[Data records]
§
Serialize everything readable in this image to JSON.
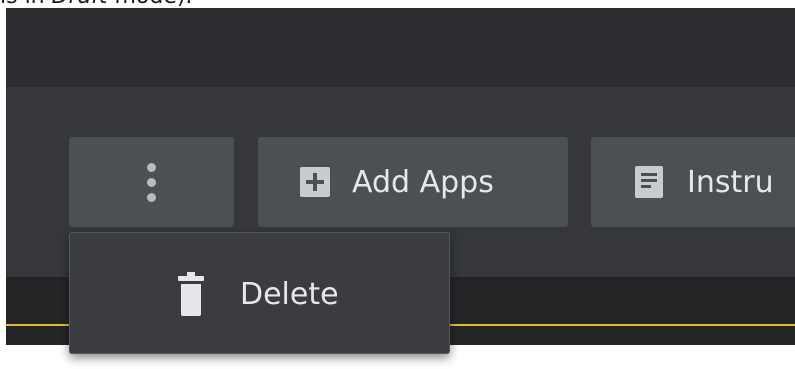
{
  "caption": {
    "prefix": "is in ",
    "emphasis": "Draft",
    "suffix": " mode)."
  },
  "toolbar": {
    "more_icon": "kebab-vertical-icon",
    "add_apps": {
      "label": "Add Apps",
      "icon": "plus-square-icon"
    },
    "instructions": {
      "label": "Instru",
      "icon": "document-icon"
    }
  },
  "dropdown": {
    "items": [
      {
        "label": "Delete",
        "icon": "trash-icon"
      }
    ]
  },
  "colors": {
    "accent": "#e7b93a",
    "toolbar_bg": "#35373a",
    "button_bg": "#4c4f53",
    "menu_bg": "#3a3c40"
  }
}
§
*Task to complete*: Return every line containing "icon".

*Solution for this exercise*:
    "more_icon": "kebab-vertical-icon",
      "icon": "plus-square-icon"
      "icon": "document-icon"
        "icon": "trash-icon"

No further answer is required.